Gather the lines below that include the string "page", copying each in full.

[Collected data entries]

········

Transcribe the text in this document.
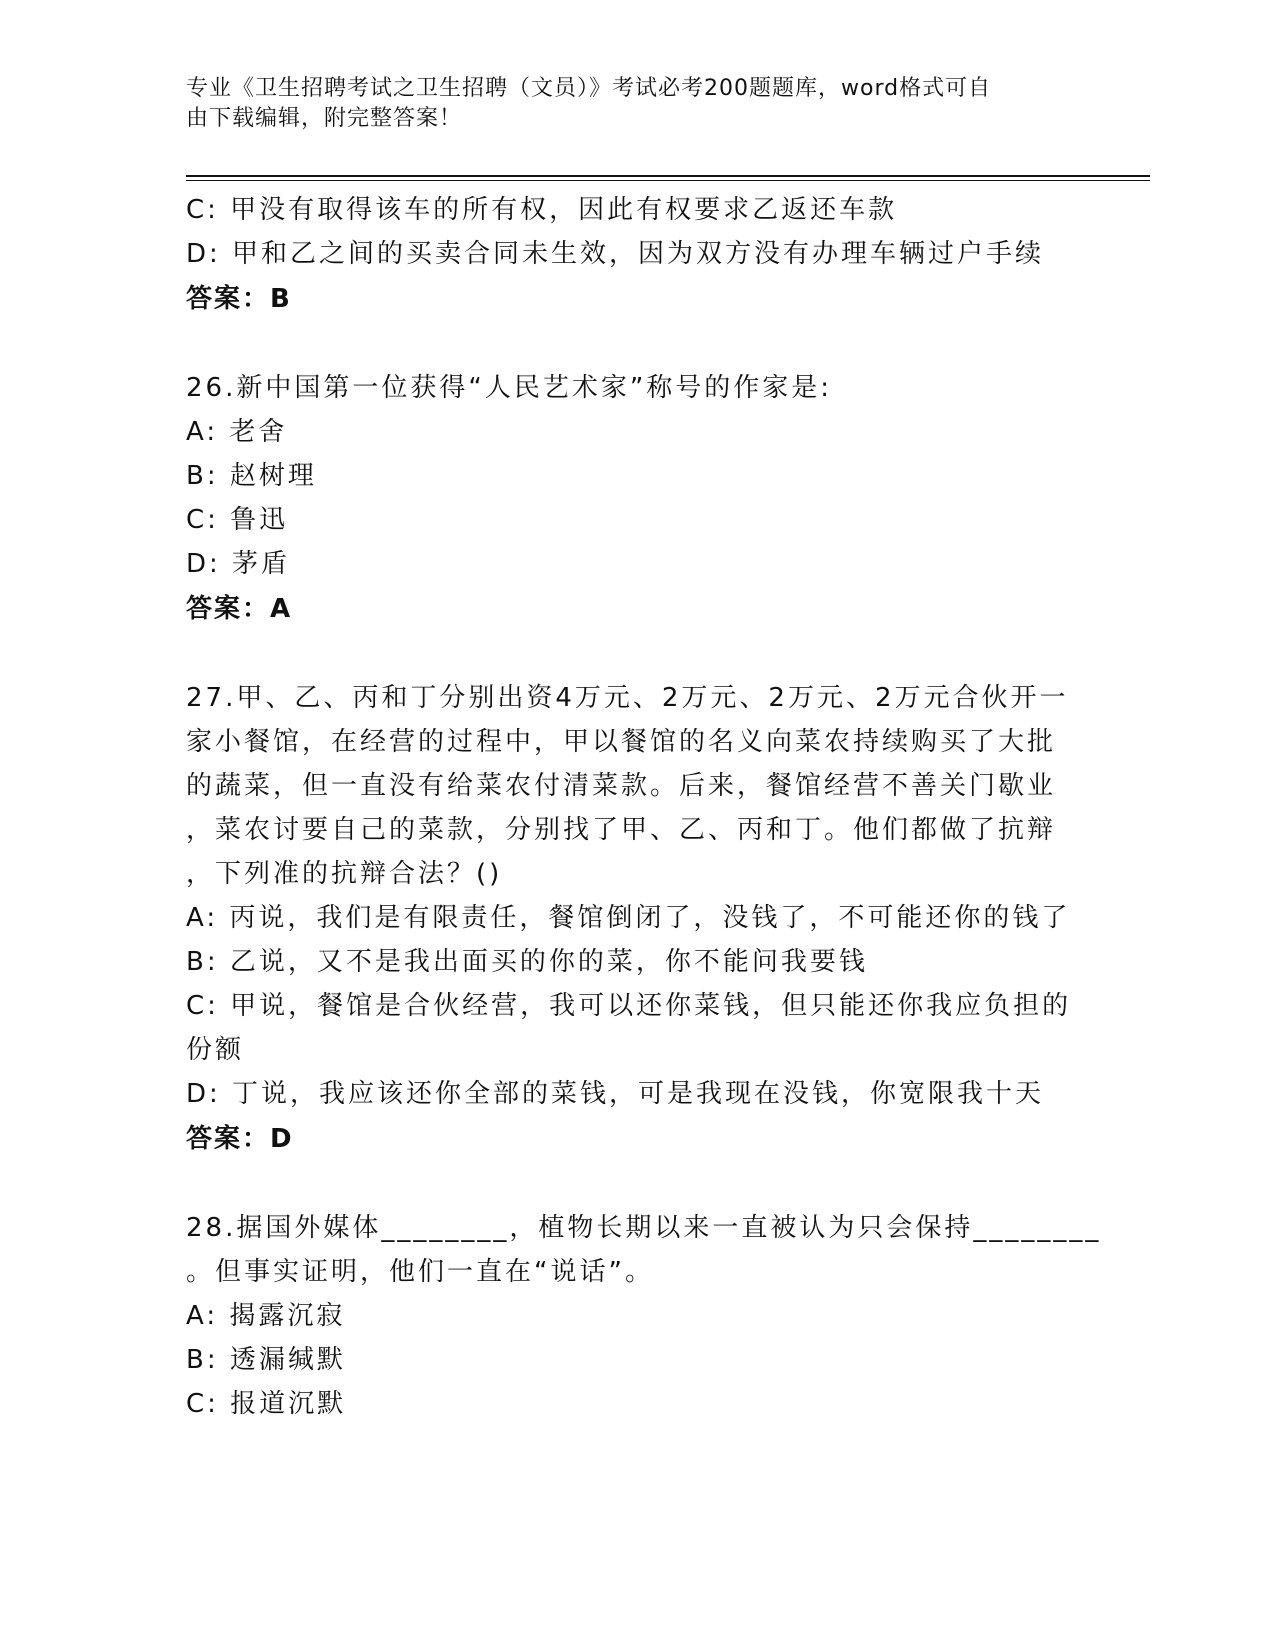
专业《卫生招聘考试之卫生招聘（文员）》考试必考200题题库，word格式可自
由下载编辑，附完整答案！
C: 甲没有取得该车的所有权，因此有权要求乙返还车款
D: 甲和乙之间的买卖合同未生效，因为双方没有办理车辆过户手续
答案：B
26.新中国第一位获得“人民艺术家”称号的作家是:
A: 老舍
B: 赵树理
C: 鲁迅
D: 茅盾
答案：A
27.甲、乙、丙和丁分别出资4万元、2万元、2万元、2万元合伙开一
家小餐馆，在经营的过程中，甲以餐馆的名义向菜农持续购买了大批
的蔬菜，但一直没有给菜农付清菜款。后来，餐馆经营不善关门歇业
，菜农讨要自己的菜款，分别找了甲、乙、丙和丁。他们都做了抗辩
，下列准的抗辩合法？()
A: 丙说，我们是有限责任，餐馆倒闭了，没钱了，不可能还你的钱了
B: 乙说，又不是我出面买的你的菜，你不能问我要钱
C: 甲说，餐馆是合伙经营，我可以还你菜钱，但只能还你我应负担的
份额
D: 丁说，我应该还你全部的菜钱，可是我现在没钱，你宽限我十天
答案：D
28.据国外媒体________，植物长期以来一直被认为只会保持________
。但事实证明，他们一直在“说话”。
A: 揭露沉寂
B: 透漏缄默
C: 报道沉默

········

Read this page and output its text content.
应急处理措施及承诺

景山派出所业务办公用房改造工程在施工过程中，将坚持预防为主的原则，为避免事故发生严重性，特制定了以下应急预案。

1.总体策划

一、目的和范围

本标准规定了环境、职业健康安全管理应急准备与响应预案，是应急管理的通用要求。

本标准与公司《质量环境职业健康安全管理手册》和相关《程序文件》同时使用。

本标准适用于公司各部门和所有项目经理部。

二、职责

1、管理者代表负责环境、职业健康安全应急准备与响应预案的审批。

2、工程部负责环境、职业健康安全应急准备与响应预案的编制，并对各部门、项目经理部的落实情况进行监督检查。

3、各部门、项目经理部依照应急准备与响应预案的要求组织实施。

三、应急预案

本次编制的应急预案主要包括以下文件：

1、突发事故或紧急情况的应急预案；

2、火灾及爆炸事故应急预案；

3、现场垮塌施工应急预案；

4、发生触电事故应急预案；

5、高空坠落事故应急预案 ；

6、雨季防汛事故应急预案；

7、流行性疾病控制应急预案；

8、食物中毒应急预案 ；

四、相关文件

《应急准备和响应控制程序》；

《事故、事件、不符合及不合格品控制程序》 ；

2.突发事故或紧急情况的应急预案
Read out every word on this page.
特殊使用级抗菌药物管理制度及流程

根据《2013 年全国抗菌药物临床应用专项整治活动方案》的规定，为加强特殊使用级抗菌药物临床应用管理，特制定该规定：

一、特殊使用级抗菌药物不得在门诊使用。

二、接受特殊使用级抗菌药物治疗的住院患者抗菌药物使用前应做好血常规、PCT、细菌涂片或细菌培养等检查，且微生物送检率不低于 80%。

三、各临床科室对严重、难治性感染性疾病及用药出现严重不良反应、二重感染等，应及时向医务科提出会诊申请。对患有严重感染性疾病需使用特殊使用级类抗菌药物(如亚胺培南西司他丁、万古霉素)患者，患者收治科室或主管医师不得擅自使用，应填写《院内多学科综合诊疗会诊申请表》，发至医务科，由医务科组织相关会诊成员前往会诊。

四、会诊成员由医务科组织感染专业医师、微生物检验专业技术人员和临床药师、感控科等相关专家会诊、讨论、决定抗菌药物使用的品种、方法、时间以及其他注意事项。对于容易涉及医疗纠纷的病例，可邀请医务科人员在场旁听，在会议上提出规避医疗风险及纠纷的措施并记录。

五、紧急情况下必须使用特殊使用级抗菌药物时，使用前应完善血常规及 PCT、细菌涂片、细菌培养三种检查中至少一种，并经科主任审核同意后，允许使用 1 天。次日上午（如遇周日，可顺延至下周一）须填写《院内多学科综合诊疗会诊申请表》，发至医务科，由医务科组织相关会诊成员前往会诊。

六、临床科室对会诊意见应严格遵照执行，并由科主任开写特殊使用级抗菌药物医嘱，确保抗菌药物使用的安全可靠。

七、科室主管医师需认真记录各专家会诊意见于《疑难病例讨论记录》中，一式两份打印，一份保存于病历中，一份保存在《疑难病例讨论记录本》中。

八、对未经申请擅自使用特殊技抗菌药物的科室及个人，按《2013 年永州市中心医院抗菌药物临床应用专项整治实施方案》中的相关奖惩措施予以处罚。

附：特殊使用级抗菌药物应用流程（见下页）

········

» Result below
Read this page and output its text content.
Read out every word on this page.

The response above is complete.